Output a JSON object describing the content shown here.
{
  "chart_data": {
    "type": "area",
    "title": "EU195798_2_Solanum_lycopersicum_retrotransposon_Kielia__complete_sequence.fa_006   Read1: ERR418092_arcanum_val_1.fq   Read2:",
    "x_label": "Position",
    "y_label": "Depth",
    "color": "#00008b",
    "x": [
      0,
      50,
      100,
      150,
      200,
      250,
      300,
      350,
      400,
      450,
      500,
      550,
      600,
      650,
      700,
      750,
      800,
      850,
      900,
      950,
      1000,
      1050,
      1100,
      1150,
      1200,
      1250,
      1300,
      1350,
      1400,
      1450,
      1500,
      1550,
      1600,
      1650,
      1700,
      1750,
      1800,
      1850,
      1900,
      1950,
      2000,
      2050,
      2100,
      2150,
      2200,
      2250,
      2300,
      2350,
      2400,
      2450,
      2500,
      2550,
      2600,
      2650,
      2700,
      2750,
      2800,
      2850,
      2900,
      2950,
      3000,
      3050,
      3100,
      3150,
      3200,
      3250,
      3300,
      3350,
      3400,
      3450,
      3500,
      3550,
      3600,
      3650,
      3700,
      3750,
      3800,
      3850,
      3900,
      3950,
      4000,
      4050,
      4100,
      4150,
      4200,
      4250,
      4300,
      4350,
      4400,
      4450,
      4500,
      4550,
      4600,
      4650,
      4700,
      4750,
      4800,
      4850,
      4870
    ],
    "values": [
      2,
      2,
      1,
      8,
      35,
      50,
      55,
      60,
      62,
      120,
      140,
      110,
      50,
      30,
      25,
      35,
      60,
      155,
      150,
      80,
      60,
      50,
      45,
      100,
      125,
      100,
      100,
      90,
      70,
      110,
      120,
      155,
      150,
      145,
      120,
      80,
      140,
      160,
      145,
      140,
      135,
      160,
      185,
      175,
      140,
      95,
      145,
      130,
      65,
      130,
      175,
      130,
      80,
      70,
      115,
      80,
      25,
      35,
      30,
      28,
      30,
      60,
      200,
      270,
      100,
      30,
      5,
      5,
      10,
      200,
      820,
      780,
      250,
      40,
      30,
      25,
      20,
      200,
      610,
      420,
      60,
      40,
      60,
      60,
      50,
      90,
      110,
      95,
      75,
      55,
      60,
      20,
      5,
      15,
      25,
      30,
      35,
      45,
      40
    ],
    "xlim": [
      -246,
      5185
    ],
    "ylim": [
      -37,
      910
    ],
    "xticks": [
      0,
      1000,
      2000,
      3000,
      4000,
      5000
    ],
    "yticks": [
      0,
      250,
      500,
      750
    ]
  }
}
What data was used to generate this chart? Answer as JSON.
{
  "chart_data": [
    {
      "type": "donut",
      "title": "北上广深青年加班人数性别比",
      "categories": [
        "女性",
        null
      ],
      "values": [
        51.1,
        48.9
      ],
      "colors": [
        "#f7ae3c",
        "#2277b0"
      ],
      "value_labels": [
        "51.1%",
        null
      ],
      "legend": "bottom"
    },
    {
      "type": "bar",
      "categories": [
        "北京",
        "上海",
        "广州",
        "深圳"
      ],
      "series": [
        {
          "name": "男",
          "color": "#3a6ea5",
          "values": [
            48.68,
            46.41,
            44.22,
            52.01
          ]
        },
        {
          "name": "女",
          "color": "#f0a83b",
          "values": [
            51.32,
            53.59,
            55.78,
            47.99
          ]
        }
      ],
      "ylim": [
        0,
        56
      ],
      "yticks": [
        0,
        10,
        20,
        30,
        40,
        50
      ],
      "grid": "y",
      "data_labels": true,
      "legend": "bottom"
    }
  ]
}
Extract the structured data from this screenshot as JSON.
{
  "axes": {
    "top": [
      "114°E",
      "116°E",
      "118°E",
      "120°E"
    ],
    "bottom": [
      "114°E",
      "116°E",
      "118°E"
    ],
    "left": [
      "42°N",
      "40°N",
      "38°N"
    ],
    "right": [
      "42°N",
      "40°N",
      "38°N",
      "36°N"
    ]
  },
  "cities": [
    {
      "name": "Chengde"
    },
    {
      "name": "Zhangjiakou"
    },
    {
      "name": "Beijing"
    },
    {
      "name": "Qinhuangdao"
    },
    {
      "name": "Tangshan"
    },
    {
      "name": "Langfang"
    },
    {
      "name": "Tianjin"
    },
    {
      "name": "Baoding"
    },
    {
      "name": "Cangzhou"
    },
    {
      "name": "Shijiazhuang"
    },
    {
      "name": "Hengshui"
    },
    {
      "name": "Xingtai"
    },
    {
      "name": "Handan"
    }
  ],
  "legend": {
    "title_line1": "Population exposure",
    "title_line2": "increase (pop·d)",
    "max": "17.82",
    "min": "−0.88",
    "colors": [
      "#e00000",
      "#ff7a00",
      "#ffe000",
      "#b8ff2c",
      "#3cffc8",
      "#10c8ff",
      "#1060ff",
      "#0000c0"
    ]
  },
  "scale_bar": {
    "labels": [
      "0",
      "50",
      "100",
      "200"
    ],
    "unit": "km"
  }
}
★ ★ ★ ★ ★ ★ ★
**Exercise**
In full and verbatim, repeat the records given above.

**Problem solution**
Output a JSON object describing the content shown here.
{
  "chart_data": {
    "type": "area",
    "title": "EU195798_2_Solanum_lycopersicum_retrotransposon_Kielia__complete_sequence.fa_006   Read1: ERR418092_arcanum_val_1.fq   Read2:",
    "x_label": "Position",
    "y_label": "Depth",
    "color": "#00008b",
    "x": [
      0,
      50,
      100,
      150,
      200,
      250,
      300,
      350,
      400,
      450,
      500,
      550,
      600,
      650,
      700,
      750,
      800,
      850,
      900,
      950,
      1000,
      1050,
      1100,
      1150,
      1200,
      1250,
      1300,
      1350,
      1400,
      1450,
      1500,
      1550,
      1600,
      1650,
      1700,
      1750,
      1800,
      1850,
      1900,
      1950,
      2000,
      2050,
      2100,
      2150,
      2200,
      2250,
      2300,
      2350,
      2400,
      2450,
      2500,
      2550,
      2600,
      2650,
      2700,
      2750,
      2800,
      2850,
      2900,
      2950,
      3000,
      3050,
      3100,
      3150,
      3200,
      3250,
      3300,
      3350,
      3400,
      3450,
      3500,
      3550,
      3600,
      3650,
      3700,
      3750,
      3800,
      3850,
      3900,
      3950,
      4000,
      4050,
      4100,
      4150,
      4200,
      4250,
      4300,
      4350,
      4400,
      4450,
      4500,
      4550,
      4600,
      4650,
      4700,
      4750,
      4800,
      4850,
      4870
    ],
    "values": [
      2,
      2,
      1,
      8,
      35,
      50,
      55,
      60,
      62,
      120,
      140,
      110,
      50,
      30,
      25,
      35,
      60,
      155,
      150,
      80,
      60,
      50,
      45,
      100,
      125,
      100,
      100,
      90,
      70,
      110,
      120,
      155,
      150,
      145,
      120,
      80,
      140,
      160,
      145,
      140,
      135,
      160,
      185,
      175,
      140,
      95,
      145,
      130,
      65,
      130,
      175,
      130,
      80,
      70,
      115,
      80,
      25,
      35,
      30,
      28,
      30,
      60,
      200,
      270,
      100,
      30,
      5,
      5,
      10,
      200,
      820,
      780,
      250,
      40,
      30,
      25,
      20,
      200,
      610,
      420,
      60,
      40,
      60,
      60,
      50,
      90,
      110,
      95,
      75,
      55,
      60,
      20,
      5,
      15,
      25,
      30,
      35,
      45,
      40
    ],
    "xlim": [
      -246,
      5185
    ],
    "ylim": [
      -37,
      910
    ],
    "xticks": [
      0,
      1000,
      2000,
      3000,
      4000,
      5000
    ],
    "yticks": [
      0,
      250,
      500,
      750
    ]
  }
}
What data was used to generate this chart? Answer as JSON.
{
  "chart_data": [
    {
      "type": "donut",
      "title": "北上广深青年加班人数性别比",
      "categories": [
        "女性",
        null
      ],
      "values": [
        51.1,
        48.9
      ],
      "colors": [
        "#f7ae3c",
        "#2277b0"
      ],
      "value_labels": [
        "51.1%",
        null
      ],
      "legend": "bottom"
    },
    {
      "type": "bar",
      "categories": [
        "北京",
        "上海",
        "广州",
        "深圳"
      ],
      "series": [
        {
          "name": "男",
          "color": "#3a6ea5",
          "values": [
            48.68,
            46.41,
            44.22,
            52.01
          ]
        },
        {
          "name": "女",
          "color": "#f0a83b",
          "values": [
            51.32,
            53.59,
            55.78,
            47.99
          ]
        }
      ],
      "ylim": [
        0,
        56
      ],
      "yticks": [
        0,
        10,
        20,
        30,
        40,
        50
      ],
      "grid": "y",
      "data_labels": true,
      "legend": "bottom"
    }
  ]
}
Extract the structured data from this screenshot as JSON.
{
  "axes": {
    "top": [
      "114°E",
      "116°E",
      "118°E",
      "120°E"
    ],
    "bottom": [
      "114°E",
      "116°E",
      "118°E"
    ],
    "left": [
      "42°N",
      "40°N",
      "38°N"
    ],
    "right": [
      "42°N",
      "40°N",
      "38°N",
      "36°N"
    ]
  },
  "cities": [
    {
      "name": "Chengde"
    },
    {
      "name": "Zhangjiakou"
    },
    {
      "name": "Beijing"
    },
    {
      "name": "Qinhuangdao"
    },
    {
      "name": "Tangshan"
    },
    {
      "name": "Langfang"
    },
    {
      "name": "Tianjin"
    },
    {
      "name": "Baoding"
    },
    {
      "name": "Cangzhou"
    },
    {
      "name": "Shijiazhuang"
    },
    {
      "name": "Hengshui"
    },
    {
      "name": "Xingtai"
    },
    {
      "name": "Handan"
    }
  ],
  "legend": {
    "title_line1": "Population exposure",
    "title_line2": "increase (pop·d)",
    "max": "17.82",
    "min": "−0.88",
    "colors": [
      "#e00000",
      "#ff7a00",
      "#ffe000",
      "#b8ff2c",
      "#3cffc8",
      "#10c8ff",
      "#1060ff",
      "#0000c0"
    ]
  },
  "scale_bar": {
    "labels": [
      "0",
      "50",
      "100",
      "200"
    ],
    "unit": "km"
  }
}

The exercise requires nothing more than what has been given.